##### Passage shown

The study, called OurGenes, OurHealth, OurCommunity, eventually wants
to enroll 100,000 patients in a lengthy, longitudinal study of the
causes of illness that could help link genetic background to lifestyle
and environmental factors.
The study stands on three key parts: patients' health backgrounds,
which are provided to researchers through existing health records,
family histories, and medical questionnaires; their genetic profiles,
which are provided through blood samples; and their health futures,
which are mapped through access to clinical data as it accumulates.
Christine Seidman, the study's co-principal investigator, the Thomas
W. Smith Professor of Medicine and professor of genetics at Harvard
Medical School, and director of the Brigham's Cardiovascular Genetics
Center, said she views the study as a community effort in which
Brigham medical workers and patients come together to help realize the
promise of advances that have been made in recent years in
understanding genes.
The study, which is in an initial, yearlong pilot phase, is enrolling
patients at six Brigham-affiliated sites. Because of the consent,
family history, and questionnaire process, she said the OurGenes staff
is using the trial period to ensure that data gathering does not
interfere with the clinical purpose of patient visits and also to make
sure the enrollment process itself is capturing the diversity of
patients.
So far, Seidman said, about 100 people have enrolled in the study. The
participation rate is about 70 percent of those approached and asked
if they're interested. Instead of waiting for patients to come to the
hospitals or clinics, Seidman said, patients with appointments are
mailed information a couple of weeks in advance of their appointments
so they are aware of the study before being asked to participate. The
information that is collected will be kept private.
Seidman said healthy patients are as important to the study as people
with medical conditions. Those with one condition can be part of a
control population for studies that look at others. "If you're
perfectly healthy, you're as valuable to us as someone with a
devastating condition," Seidman said. "We all have risk for some
disease and less risk for others."

##########
##### Dataset extract

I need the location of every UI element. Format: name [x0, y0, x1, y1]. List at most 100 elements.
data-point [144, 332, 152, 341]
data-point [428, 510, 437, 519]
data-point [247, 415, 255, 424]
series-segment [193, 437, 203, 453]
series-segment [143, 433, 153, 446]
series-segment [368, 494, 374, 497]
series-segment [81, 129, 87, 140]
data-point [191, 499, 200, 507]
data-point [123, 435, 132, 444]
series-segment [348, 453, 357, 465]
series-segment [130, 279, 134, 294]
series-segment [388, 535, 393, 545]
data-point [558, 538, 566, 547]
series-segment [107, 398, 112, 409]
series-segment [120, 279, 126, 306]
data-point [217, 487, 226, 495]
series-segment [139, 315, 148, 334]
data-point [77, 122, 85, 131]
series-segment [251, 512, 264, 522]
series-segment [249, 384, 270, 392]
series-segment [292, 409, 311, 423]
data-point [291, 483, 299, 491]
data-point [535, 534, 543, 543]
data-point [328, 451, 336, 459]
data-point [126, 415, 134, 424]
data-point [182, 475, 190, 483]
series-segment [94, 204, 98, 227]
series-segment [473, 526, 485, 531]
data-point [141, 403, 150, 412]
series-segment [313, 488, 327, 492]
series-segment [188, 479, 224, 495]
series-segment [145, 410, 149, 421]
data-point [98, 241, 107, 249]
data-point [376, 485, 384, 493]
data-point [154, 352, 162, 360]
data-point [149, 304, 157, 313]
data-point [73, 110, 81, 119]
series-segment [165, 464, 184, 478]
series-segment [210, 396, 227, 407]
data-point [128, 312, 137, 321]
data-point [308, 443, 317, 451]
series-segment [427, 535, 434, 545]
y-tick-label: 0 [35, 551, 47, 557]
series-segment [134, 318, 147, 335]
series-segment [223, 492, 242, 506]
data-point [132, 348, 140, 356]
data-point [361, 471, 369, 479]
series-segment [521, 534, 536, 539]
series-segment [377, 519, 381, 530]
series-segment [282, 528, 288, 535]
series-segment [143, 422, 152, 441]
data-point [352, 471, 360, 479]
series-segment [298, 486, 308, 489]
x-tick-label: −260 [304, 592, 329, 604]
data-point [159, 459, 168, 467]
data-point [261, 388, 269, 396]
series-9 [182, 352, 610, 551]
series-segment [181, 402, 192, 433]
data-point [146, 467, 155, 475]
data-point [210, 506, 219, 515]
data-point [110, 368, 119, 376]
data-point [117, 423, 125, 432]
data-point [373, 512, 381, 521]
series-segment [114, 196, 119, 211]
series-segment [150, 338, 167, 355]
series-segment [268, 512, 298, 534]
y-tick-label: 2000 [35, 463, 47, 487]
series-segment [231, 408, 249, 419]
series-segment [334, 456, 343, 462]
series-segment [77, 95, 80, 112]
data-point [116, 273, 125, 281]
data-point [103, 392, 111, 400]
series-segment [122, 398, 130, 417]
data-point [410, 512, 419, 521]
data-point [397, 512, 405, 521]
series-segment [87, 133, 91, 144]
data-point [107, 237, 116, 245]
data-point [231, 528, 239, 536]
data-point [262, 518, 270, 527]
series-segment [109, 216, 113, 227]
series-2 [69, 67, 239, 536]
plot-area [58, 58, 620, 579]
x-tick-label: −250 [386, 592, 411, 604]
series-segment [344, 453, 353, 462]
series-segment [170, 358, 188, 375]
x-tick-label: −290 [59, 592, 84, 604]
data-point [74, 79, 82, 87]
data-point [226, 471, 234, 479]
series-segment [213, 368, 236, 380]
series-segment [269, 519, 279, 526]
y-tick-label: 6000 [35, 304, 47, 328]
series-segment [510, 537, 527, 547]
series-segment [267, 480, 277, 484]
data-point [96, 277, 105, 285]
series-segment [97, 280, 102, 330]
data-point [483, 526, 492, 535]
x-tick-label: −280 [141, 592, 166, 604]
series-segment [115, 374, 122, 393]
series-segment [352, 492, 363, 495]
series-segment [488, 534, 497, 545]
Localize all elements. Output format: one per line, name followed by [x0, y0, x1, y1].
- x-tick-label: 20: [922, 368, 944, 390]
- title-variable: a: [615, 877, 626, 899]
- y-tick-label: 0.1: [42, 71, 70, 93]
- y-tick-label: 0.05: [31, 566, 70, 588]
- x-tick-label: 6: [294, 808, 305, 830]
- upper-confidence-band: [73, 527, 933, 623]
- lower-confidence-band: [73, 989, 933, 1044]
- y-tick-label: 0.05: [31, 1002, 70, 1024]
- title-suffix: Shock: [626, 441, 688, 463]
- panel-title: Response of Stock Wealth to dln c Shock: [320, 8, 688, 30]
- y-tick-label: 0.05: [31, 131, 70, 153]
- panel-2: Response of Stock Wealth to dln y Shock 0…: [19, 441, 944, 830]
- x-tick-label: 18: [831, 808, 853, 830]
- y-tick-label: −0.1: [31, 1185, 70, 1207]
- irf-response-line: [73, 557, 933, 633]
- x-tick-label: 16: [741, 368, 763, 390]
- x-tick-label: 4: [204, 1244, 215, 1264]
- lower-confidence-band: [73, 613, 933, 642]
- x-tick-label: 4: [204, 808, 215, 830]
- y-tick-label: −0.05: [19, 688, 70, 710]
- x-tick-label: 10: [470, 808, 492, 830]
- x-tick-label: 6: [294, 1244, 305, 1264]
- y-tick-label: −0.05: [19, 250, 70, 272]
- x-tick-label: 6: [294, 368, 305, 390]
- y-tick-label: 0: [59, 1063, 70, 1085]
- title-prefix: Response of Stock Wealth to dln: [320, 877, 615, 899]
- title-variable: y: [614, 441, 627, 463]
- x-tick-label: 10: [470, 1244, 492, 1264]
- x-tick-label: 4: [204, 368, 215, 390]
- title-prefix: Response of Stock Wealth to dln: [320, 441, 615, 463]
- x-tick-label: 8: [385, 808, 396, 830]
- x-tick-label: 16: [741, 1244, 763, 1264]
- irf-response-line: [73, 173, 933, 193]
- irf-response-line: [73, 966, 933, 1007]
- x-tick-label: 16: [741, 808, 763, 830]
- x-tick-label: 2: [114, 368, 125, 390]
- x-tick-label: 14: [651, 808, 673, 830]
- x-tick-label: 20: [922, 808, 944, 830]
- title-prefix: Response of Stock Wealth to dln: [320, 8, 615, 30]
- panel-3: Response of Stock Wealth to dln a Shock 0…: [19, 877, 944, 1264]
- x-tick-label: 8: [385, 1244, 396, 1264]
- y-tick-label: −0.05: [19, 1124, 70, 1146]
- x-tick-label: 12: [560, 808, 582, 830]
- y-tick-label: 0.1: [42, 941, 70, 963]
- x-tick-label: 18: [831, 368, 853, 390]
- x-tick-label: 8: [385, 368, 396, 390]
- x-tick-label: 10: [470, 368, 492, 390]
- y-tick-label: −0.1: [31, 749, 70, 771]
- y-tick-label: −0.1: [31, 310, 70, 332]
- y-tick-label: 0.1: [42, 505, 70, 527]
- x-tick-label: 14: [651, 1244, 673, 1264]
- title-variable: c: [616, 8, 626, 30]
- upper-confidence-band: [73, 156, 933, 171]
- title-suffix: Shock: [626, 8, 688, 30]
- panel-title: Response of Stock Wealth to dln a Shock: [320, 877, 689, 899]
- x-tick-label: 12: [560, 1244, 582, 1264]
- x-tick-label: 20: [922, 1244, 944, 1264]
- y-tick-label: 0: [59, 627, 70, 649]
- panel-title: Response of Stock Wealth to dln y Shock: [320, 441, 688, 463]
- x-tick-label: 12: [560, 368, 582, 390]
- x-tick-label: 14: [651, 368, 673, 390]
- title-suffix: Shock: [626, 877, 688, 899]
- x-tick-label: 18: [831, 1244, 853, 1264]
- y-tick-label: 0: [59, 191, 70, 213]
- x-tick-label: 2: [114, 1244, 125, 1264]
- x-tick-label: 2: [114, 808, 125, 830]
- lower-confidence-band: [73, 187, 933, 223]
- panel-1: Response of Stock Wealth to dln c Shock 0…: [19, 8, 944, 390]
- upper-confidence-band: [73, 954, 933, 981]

##########

**Exercise details:** Summarize the passage on the OurGenes study in two sentences. This material was taken from a different source than the text.

**Written solution:** The OurGenes, OurHealth, OurCommunity study aims to enroll 100,000 patients in a long-term study that could link genetic background to lifestyle and environmental factors, using patients' health backgrounds, genetic profiles from blood samples, and clinical data as it accumulates. During a yearlong pilot at six Brigham-affiliated sites, about 100 people have enrolled, and co-principal investigator Christine Seidman said healthy patients are as important to the study as those with medical conditions.